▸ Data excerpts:

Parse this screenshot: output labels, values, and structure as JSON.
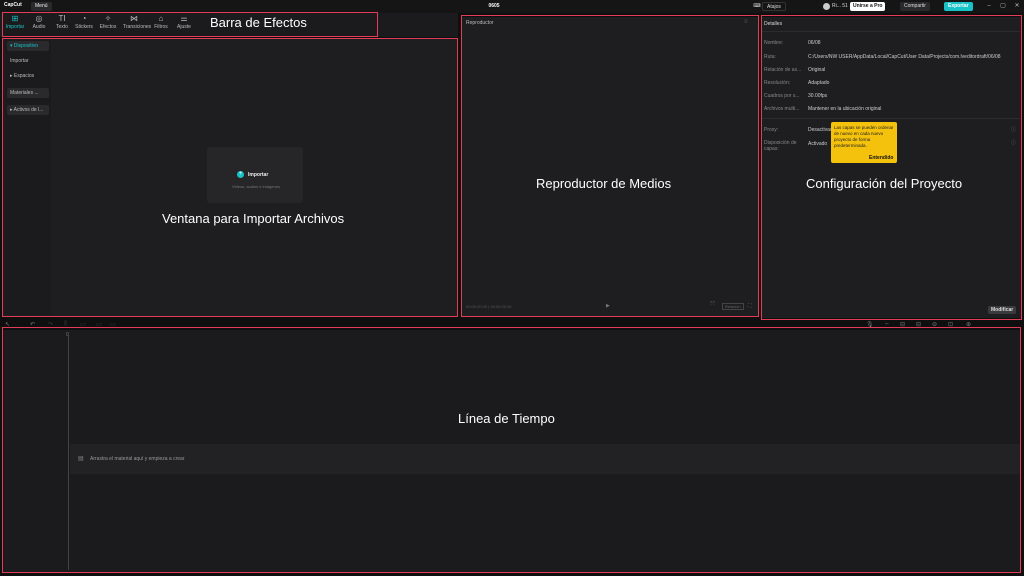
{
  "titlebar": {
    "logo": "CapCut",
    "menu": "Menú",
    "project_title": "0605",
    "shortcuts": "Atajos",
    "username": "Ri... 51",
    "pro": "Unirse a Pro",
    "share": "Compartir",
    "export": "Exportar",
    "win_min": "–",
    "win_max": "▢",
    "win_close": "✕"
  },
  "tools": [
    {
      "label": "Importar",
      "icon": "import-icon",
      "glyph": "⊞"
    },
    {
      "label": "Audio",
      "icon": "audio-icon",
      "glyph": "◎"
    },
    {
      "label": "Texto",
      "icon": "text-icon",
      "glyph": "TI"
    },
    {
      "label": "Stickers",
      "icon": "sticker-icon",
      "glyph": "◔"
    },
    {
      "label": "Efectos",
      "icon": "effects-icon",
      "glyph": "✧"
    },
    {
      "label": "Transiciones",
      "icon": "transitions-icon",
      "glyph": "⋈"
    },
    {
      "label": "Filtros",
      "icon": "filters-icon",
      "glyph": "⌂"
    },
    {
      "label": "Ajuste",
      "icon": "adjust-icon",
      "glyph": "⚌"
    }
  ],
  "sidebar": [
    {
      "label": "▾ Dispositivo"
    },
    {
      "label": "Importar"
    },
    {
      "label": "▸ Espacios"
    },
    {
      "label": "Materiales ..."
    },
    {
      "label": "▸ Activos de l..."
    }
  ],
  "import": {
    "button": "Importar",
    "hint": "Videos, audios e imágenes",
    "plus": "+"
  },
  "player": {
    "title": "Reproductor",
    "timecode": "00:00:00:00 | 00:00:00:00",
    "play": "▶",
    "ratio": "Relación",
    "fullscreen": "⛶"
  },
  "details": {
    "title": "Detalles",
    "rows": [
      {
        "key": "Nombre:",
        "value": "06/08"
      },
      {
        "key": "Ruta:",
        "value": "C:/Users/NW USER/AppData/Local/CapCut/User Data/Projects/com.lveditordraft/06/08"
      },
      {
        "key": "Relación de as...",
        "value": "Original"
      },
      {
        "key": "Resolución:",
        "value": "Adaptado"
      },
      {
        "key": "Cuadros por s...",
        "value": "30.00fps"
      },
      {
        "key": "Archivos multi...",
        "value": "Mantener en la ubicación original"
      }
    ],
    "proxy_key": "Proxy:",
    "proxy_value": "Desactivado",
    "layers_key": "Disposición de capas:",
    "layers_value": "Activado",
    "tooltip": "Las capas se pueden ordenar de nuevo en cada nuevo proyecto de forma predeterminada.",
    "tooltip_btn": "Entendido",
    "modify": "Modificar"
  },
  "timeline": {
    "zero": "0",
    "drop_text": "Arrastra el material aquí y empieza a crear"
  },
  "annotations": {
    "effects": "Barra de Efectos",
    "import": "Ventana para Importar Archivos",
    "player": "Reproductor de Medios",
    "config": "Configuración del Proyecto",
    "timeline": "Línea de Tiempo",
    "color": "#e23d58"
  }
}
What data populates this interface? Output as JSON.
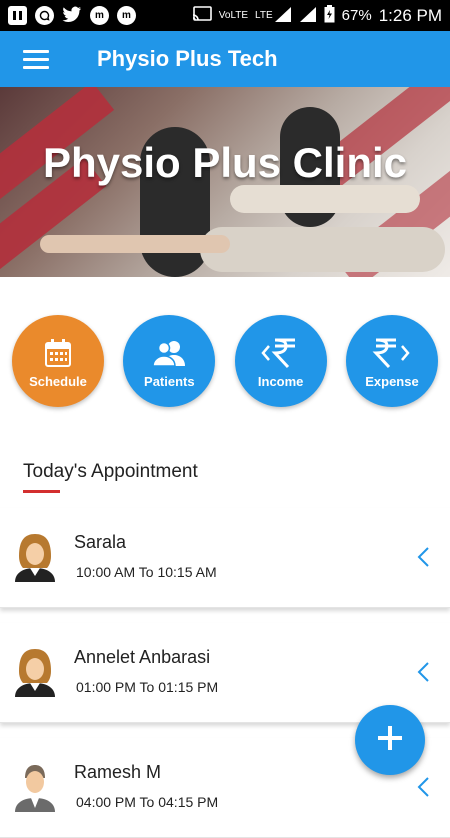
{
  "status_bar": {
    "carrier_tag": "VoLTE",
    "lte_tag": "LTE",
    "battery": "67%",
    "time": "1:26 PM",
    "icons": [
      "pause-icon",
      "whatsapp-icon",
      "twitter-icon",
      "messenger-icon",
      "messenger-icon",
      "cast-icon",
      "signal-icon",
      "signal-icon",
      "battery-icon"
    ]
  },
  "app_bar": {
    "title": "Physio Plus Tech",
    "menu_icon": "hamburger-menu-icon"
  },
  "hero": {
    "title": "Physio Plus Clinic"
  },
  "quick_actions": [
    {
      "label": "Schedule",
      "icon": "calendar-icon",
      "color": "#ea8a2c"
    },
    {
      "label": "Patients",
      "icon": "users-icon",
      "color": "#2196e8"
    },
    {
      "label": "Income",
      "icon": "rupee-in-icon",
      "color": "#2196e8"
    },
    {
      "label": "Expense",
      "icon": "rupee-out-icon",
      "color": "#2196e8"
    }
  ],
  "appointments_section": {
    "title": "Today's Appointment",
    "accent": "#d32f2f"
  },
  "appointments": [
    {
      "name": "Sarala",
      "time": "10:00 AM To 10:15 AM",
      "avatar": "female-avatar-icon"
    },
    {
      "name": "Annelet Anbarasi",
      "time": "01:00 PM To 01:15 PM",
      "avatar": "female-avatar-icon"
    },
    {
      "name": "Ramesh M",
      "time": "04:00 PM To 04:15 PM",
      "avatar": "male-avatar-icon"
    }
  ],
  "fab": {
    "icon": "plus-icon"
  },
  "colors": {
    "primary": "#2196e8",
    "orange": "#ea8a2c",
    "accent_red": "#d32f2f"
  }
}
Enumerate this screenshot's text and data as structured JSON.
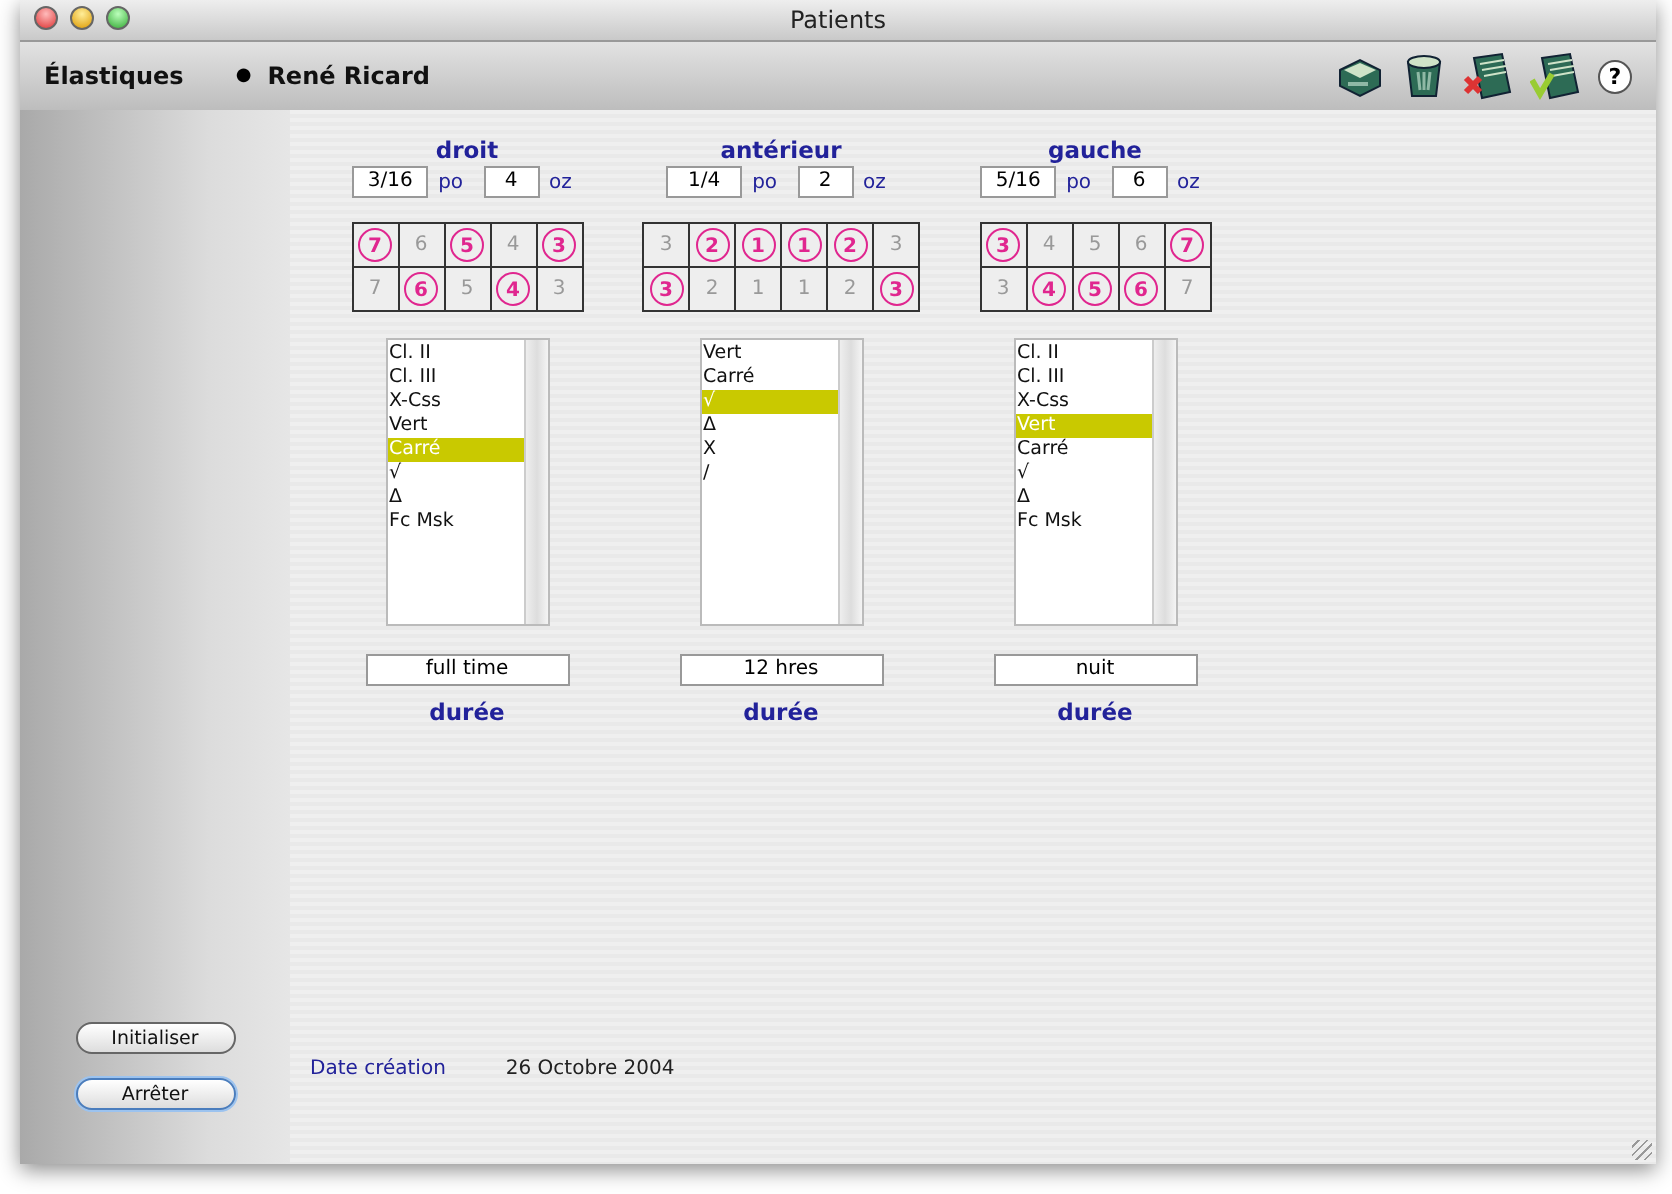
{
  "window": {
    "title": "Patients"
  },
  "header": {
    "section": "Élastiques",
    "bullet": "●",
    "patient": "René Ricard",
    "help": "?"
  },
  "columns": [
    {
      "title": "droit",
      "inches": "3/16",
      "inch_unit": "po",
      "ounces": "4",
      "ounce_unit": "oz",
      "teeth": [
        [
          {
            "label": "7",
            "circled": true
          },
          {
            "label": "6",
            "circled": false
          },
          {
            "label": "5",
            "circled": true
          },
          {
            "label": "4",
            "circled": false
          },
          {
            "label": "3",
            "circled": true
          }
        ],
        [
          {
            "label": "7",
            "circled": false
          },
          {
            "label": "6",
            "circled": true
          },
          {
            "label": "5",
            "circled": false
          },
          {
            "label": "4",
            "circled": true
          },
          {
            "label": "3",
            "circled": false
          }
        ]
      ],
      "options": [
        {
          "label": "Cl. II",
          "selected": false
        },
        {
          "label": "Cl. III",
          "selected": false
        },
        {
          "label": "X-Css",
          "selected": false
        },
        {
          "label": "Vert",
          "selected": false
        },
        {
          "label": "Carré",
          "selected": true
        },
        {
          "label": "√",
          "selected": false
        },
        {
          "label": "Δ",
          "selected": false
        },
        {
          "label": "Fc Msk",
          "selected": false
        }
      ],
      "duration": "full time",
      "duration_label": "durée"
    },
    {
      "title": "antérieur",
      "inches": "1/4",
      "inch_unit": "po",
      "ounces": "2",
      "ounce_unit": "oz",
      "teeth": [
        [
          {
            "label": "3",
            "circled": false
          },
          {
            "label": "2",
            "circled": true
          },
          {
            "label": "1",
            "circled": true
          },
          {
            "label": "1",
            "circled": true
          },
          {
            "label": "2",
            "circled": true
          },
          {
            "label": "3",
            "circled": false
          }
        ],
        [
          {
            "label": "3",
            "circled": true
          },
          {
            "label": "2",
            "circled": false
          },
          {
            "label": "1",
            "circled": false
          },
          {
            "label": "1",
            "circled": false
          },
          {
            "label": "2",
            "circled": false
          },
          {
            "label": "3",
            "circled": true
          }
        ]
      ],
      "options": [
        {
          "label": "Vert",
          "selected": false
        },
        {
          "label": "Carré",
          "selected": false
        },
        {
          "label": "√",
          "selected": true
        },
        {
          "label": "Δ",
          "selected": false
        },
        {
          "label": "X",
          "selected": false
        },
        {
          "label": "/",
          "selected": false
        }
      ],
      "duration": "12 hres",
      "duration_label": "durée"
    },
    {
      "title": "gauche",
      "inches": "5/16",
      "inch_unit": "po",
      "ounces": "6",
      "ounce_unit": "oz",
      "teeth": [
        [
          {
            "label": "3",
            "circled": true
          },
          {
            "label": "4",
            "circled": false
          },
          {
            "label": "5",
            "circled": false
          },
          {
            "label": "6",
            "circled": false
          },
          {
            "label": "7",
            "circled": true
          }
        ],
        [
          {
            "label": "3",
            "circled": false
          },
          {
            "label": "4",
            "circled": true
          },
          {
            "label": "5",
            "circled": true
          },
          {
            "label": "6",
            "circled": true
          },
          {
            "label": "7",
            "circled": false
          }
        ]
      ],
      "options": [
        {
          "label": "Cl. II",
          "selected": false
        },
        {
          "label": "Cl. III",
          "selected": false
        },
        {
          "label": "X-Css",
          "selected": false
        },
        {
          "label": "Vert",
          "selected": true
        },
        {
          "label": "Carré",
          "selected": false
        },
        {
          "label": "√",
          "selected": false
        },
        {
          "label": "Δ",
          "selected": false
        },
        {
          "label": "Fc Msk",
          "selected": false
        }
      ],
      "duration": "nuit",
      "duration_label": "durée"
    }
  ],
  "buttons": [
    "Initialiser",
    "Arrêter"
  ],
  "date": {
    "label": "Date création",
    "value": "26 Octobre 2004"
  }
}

▸ PROBLEM DESCRIPTION:
Which lines of the entries contain "Reproductor"? Count them and write only the number.

▸ REPLY:
2